─── Extracted material ───

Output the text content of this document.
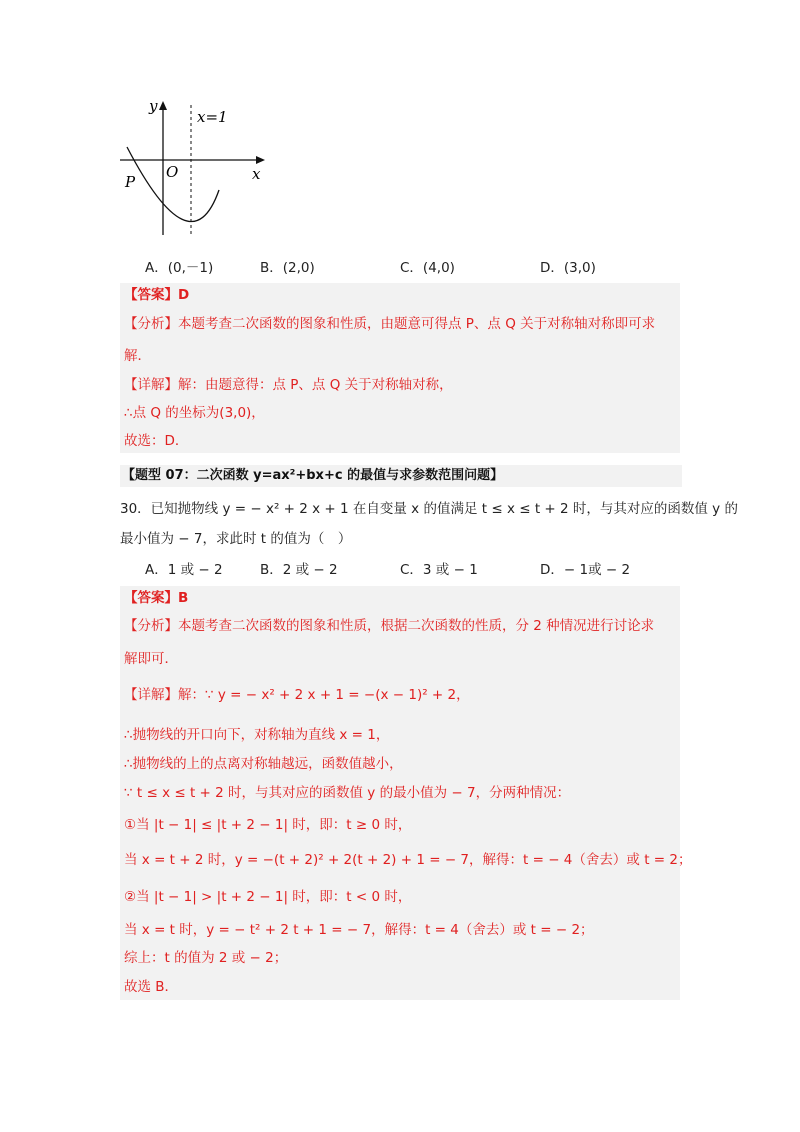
y
x=1
x
O
P
A．(0,－1)	B．(2,0)	C．(4,0)	D．(3,0)
【答案】D
【分析】本题考查二次函数的图象和性质，由题意可得点 P、点 Q 关于对称轴对称即可求
解．
【详解】解：由题意得：点 P、点 Q 关于对称轴对称，
∴点 Q 的坐标为(3,0)，
故选：D．
【题型 07：二次函数 y=ax²+bx+c 的最值与求参数范围问题】
30．已知抛物线 y = − x² + 2 x + 1 在自变量 x 的值满足 t ≤ x ≤ t + 2 时，与其对应的函数值 y 的
最小值为 − 7，求此时 t 的值为（　）
A．1 或 − 2	B．2 或 − 2	C．3 或 − 1	D．− 1或 − 2
【答案】B
【分析】本题考查二次函数的图象和性质，根据二次函数的性质，分 2 种情况进行讨论求
解即可．
【详解】解：∵ y = − x² + 2 x + 1 = −(x − 1)² + 2，
∴抛物线的开口向下，对称轴为直线 x = 1，
∴抛物线的上的点离对称轴越远，函数值越小，
∵ t ≤ x ≤ t + 2 时，与其对应的函数值 y 的最小值为 − 7，分两种情况：
①当 |t − 1| ≤ |t + 2 − 1| 时，即：t ≥ 0 时，
当 x = t + 2 时，y = −(t + 2)² + 2(t + 2) + 1 = − 7，解得：t = − 4（舍去）或 t = 2；
②当 |t − 1| > |t + 2 − 1| 时，即：t < 0 时，
当 x = t 时，y = − t² + 2 t + 1 = − 7，解得：t = 4（舍去）或 t = − 2；
综上：t 的值为 2 或 − 2；
故选 B．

───

__Problem to work on__
Extract from the material all lines containing the string "与其对应的函数值".

__Result of this exercise__
30．已知抛物线 y = − x² + 2 x + 1 在自变量 x 的值满足 t ≤ x ≤ t + 2 时，与其对应的函数值 y 的
∵ t ≤ x ≤ t + 2 时，与其对应的函数值 y 的最小值为 − 7，分两种情况：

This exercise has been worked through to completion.